# [Listing]
# # # #
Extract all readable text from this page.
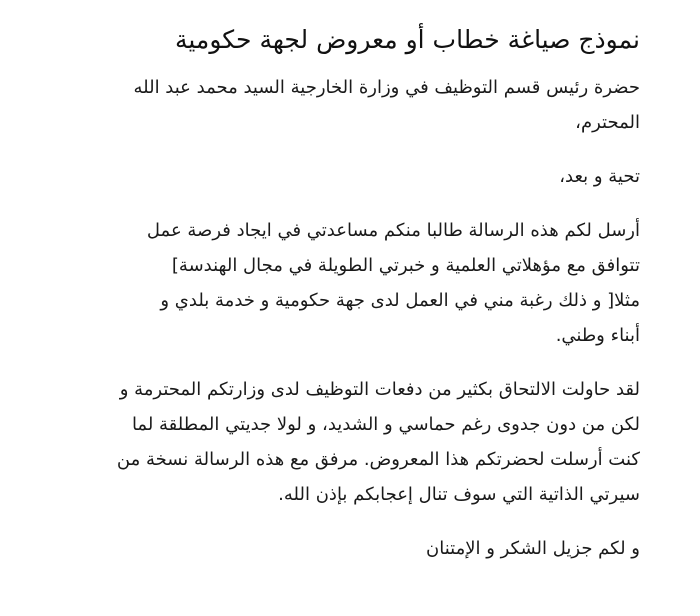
نموذج صياغة خطاب أو معروض لجهة حكومية

حضرة رئيس قسم التوظيف في وزارة الخارجية السيد محمد عبد الله
المحترم،

تحية و بعد،

أرسل لكم هذه الرسالة طالبا منكم مساعدتي في ايجاد فرصة عمل
تتوافق مع مؤهلاتي العلمية و خبرتي الطويلة في مجال الهندسة]
مثلا[ و ذلك رغبة مني في العمل لدى جهة حكومية و خدمة بلدي و
أبناء وطني.

لقد حاولت الالتحاق بكثير من دفعات التوظيف لدى وزارتكم المحترمة و
لكن من دون جدوى رغم حماسي و الشديد، و لولا جديتي المطلقة لما
كنت أرسلت لحضرتكم هذا المعروض. مرفق مع هذه الرسالة نسخة من
سيرتي الذاتية التي سوف تنال إعجابكم بإذن الله.

و لكم جزيل الشكر و الإمتنان
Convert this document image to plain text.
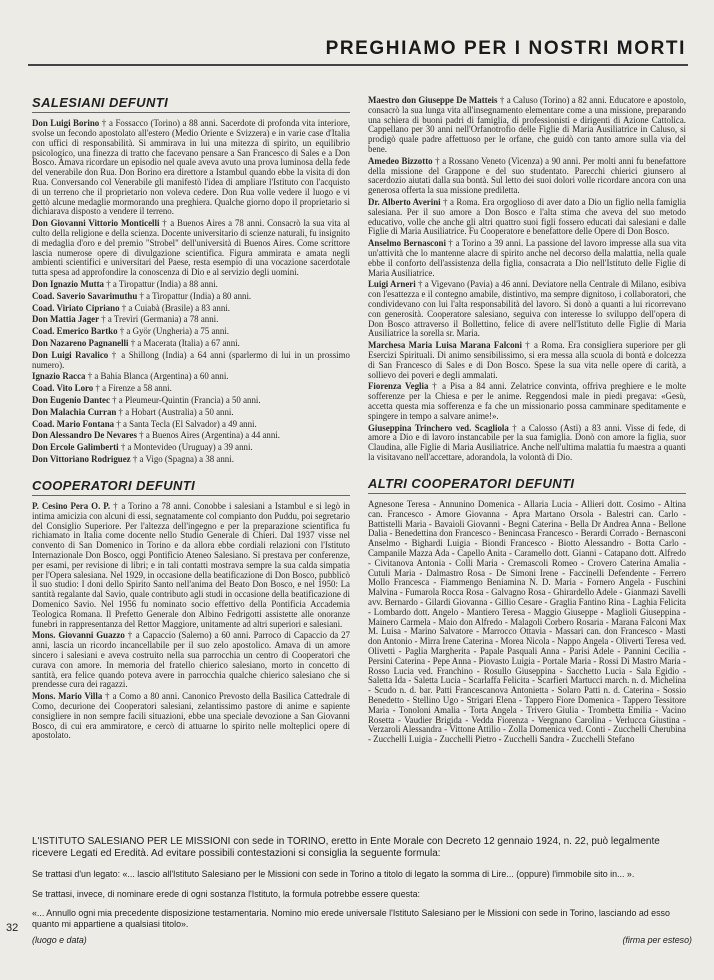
PREGHIAMO PER I NOSTRI MORTI
SALESIANI DEFUNTI

Don Luigi Borino † a Fossacco (Torino) a 88 anni. Sacerdote di profonda vita interiore, svolse un fecondo apostolato all'estero (Medio Oriente e Svizzera) e in varie case d'Italia con uffici di responsabilità. Si ammirava in lui una mitezza di spirito, un equilibrio psicologico, una finezza di tratto che facevano pensare a San Francesco di Sales e a Don Bosco. Amava ricordare un episodio nel quale aveva avuto una prova luminosa della fede del venerabile don Rua. Don Borino era direttore a Istambul quando ebbe la visita di don Rua. Conversando col Venerabile gli manifestò l'idea di ampliare l'Istituto con l'acquisto di un terreno che il proprietario non voleva cedere. Don Rua volle vedere il luogo e vi gettò alcune medaglie mormorando una preghiera. Qualche giorno dopo il proprietario si dichiarava disposto a vendere il terreno.

Don Giovanni Vittorio Monticelli † a Buenos Aires a 78 anni. Consacrò la sua vita al culto della religione e della scienza. Docente universitario di scienze naturali, fu insignito di medaglia d'oro e del premio "Strobel" dell'università di Buenos Aires. Come scrittore lascia numerose opere di divulgazione scientifica. Figura ammirata e amata negli ambienti scientifici e universitari del Paese, resta esempio di una vocazione sacerdotale tutta spesa ad approfondire la conoscenza di Dio e al servizio degli uomini.

Don Ignazio Mutta † a Tiropattur (India) a 88 anni.

Coad. Saverio Savarimuthu † a Tiropattur (India) a 80 anni.

Coad. Viriato Cipriano † a Cuiabà (Brasile) a 83 anni.

Don Mattia Jager † a Trevìri (Germania) a 78 anni.

Coad. Emerico Bartko † a Györ (Ungheria) a 75 anni.

Don Nazareno Pagnanelli † a Macerata (Italia) a 67 anni.

Don Luigi Ravalico † a Shillong (India) a 64 anni (sparlermo di lui in un prossimo numero).

Ignazio Racca † a Bahia Blanca (Argentina) a 60 anni.

Coad. Vito Loro † a Firenze a 58 anni.

Don Eugenio Dantec † a Pleumeur-Quintin (Francia) a 50 anni.

Don Malachia Curran † a Hobart (Australia) a 50 anni.

Coad. Mario Fontana † a Santa Tecla (El Salvador) a 49 anni.

Don Alessandro De Nevares † a Buenos Aires (Argentina) a 44 anni.

Don Ercole Galimberti † a Montevideo (Uruguay) a 39 anni.

Don Vittoriano Rodriguez † a Vigo (Spagna) a 38 anni.

COOPERATORI DEFUNTI

P. Cesino Pera O. P. † a Torino a 78 anni. Conobbe i salesiani a Istambul e si legò in intima amicizia con alcuni di essi, segnatamente col compianto don Puddu, poi segretario del Consiglio Superiore. Per l'altezza dell'ingegno e per la preparazione scientifica fu richiamato in Italia come docente nello Studio Generale di Chieri. Dal 1937 visse nel convento di San Domenico in Torino e da allora ebbe cordiali relazioni con l'Istituto Internazionale Don Bosco, oggi Pontificio Ateneo Salesiano. Si prestava per conferenze, per esami, per revisione di libri; e in tali contatti mostrava sempre la sua calda simpatia per l'Opera salesiana. Nel 1929, in occasione della beatificazione di Don Bosco, pubblicò il suo studio: I doni dello Spirito Santo nell'anima del Beato Don Bosco, e nel 1950: La santità regalante dal Savio, quale contributo agli studi in occasione della beatificazione di Domenico Savio. Nel 1956 fu nominato socio effettivo della Pontificia Accademia Teologica Romana. Il Prefetto Generale don Albino Fedrigotti assistette alle onoranze funebri in rappresentanza del Rettor Maggiore, unitamente ad altri superiori e salesiani.

Mons. Giovanni Guazzo † a Capaccio (Salerno) a 60 anni. Parroco di Capaccio da 27 anni, lascia un ricordo incancellabile per il suo zelo apostolico. Amava di un amore sincero i salesiani e aveva costruito nella sua parrocchia un centro di Cooperatori che curava con amore. In memoria del fratello chierico salesiano, morto in concetto di santità, era felice quando poteva avere in parrocchia qualche chierico salesiano che si prendesse cura dei ragazzi.

Mons. Mario Villa † a Como a 80 anni. Canonico Prevosto della Basilica Cattedrale di Como, decurione dei Cooperatori salesiani, zelantissimo pastore di anime e sapiente consigliere in non sempre facili situazioni, ebbe una speciale devozione a San Giovanni Bosco, di cui era ammiratore, e cercò di attuarne lo spirito nelle molteplici opere di apostolato.

Maestro don Giuseppe De Matteis † a Caluso (Torino) a 82 anni. Educatore e apostolo, consacrò la sua lunga vita all'insegnamento elementare come a una missione, preparando una schiera di buoni padri di famiglia, di professionisti e dirigenti di Azione Cattolica. Cappellano per 30 anni nell'Orfanotrofio delle Figlie di Maria Ausiliatrice in Caluso, si prodigò quale padre affettuoso per le orfane, che guidò con tanto amore sulla via del bene.

Amedeo Bizzotto † a Rossano Veneto (Vicenza) a 90 anni. Per molti anni fu benefattore della missione del Grappone e del suo studentato. Parecchi chierici giunsero al sacerdozio aiutati dalla sua bontà. Sul letto dei suoi dolori volle ricordare ancora con una generosa offerta la sua missione prediletta.

Dr. Alberto Averini † a Roma. Era orgoglioso di aver dato a Dio un figlio nella famiglia salesiana. Per il suo amore a Don Bosco e l'alta stima che aveva del suo metodo educativo, volle che anche gli altri quattro suoi figli fossero educati dai salesiani e dalle Figlie di Maria Ausiliatrice. Fu Cooperatore e benefattore delle Opere di Don Bosco.

Anselmo Bernasconi † a Torino a 39 anni. La passione del lavoro impresse alla sua vita un'attività che lo mantenne alacre di spirito anche nel decorso della malattia, nella quale ebbe il conforto dell'assistenza della figlia, consacrata a Dio nell'Istituto delle Figlie di Maria Ausiliatrice.

Luigi Arneri † a Vigevano (Pavia) a 46 anni. Deviatore nella Centrale di Milano, esibiva con l'esattezza e il contegno amabile, distintivo, ma sempre dignitoso, i collaboratori, che condividevano con lui l'alta responsabilità del lavoro. Si donò a quanti a lui ricorrevano con generosità. Cooperatore salesiano, seguiva con interesse lo sviluppo dell'opera di Don Bosco attraverso il Bollettino, felice di avere nell'Istituto delle Figlie di Maria Ausiliatrice la sorella sr. Maria.

Marchesa Maria Luisa Marana Falconi † a Roma. Era consigliera superiore per gli Esercizi Spirituali. Di animo sensibilissimo, si era messa alla scuola di bontà e dolcezza di San Francesco di Sales e di Don Bosco. Spese la sua vita nelle opere di carità, a sollievo dei poveri e degli ammalati.

Fiorenza Veglia † a Pisa a 84 anni. Zelatrice convinta, offriva preghiere e le molte sofferenze per la Chiesa e per le anime. Reggendosi male in piedi pregava: «Gesù, accetta questa mia sofferenza e fa che un missionario possa camminare speditamente e spingere in tempo a salvare anime!».

Giuseppina Trinchero ved. Scagliola † a Calosso (Asti) a 83 anni. Visse di fede, di amore a Dio e di lavoro instancabile per la sua famiglia. Donò con amore la figlia, suor Claudina, alle Figlie di Maria Ausiliatrice. Anche nell'ultima malattia fu maestra a quanti la visitavano nell'accettare, adorandola, la volontà di Dio.

ALTRI COOPERATORI DEFUNTI
Agnesone Teresa - Annunino Domenica - Allaria Lucia - Allieri dott. Cosimo - Altina can. Francesco - Amore Giovanna - Apra Martano Orsola - Balestri can. Carlo - Battistelli Maria - Bavaioli Giovanni - Begni Caterina - Bella Dr Andrea Anna - Bellone Dalia - Benedettina don Francesco - Benincasa Francesco - Berardi Corrado - Bernasconi Anselmo - Bighardi Luigia - Biondi Francesco - Biotto Alessandro - Botta Carlo - Campanile Mazza Ada - Capello Anita - Caramello dott. Gianni - Catapano dott. Alfredo - Civitanova Antonia - Colli Maria - Cremascoli Romeo - Crovero Caterina Amalia - Cutuli Maria - Dalmastro Rosa - De Simoni Irene - Faccinelli Defendente - Ferrero Mollo Francesca - Fiammengo Beniamina N. D. Maria - Fornero Angela - Fuschini Malvina - Fumarola Rocca Rosa - Galvagno Rosa - Ghirardello Adele - Gianmazi Savelli avv. Bernardo - Gilardi Giovanna - Gillio Cesare - Graglia Fantino Rina - Laghia Felicita - Lombardo dott. Angelo - Mantiero Teresa - Maggio Giuseppe - Maglioli Giuseppina - Mainero Carmela - Maio don Alfredo - Malagoli Corbero Rosaria - Marana Falconi Max M. Luisa - Marino Salvatore - Marrocco Ottavia - Massari can. don Francesco - Masti don Antonio - Mirra Irene Caterina - Morea Nicola - Nappo Angela - Oliverti Teresa ved. Olivetti - Paglia Margherita - Papale Pasquali Anna - Parisi Adele - Pannini Cecilia - Persini Caterina - Pepe Anna - Piovasto Luigia - Portale Maria - Rossi Di Mastro Maria - Rosso Lucia ved. Franchino - Rosullo Giuseppina - Sacchetto Lucia - Sala Egidio - Saletta Ida - Saletta Lucia - Scarlaffa Felicita - Scarfieri Martucci march. n. d. Michelina - Scudo n. d. bar. Patti Francescanova Antonietta - Solaro Patti n. d. Caterina - Sossio Benedetto - Stellino Ugo - Strigari Elena - Tappero Fiore Domenica - Tappero Tessitore Maria - Tonoloni Amalia - Torta Angela - Trivero Giulia - Trombetta Emilia - Vacino Rosetta - Vaudier Brigida - Vedda Fiorenza - Vergnano Carolina - Verlucca Giustina - Verzaroli Alessandra - Vittone Attilio - Zolla Domenica ved. Conti - Zucchelli Cherubina - Zucchelli Luigia - Zucchelli Pietro - Zucchelli Sandra - Zucchelli Stefano

L'ISTITUTO SALESIANO PER LE MISSIONI con sede in TORINO, eretto in Ente Morale con Decreto 12 gennaio 1924, n. 22, può legalmente ricevere Legati ed Eredità. Ad evitare possibili contestazioni si consiglia la seguente formula:

Se trattasi d'un legato: «... lascio all'Istituto Salesiano per le Missioni con sede in Torino a titolo di legato la somma di Lire... (oppure) l'immobile sito in... ».

Se trattasi, invece, di nominare erede di ogni sostanza l'Istituto, la formula potrebbe essere questa:

«... Annullo ogni mia precedente disposizione testamentaria. Nomino mio erede universale l'Istituto Salesiano per le Missioni con sede in Torino, lasciando ad esso quanto mi appartiene a qualsiasi titolo».

(luogo e data)	(firma per esteso)
32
# # # #
# [What to work on]
Reproduce each line holding the word "this".

# [Complete output]
Extract all readable text from this page.
Convert this document image to plain text.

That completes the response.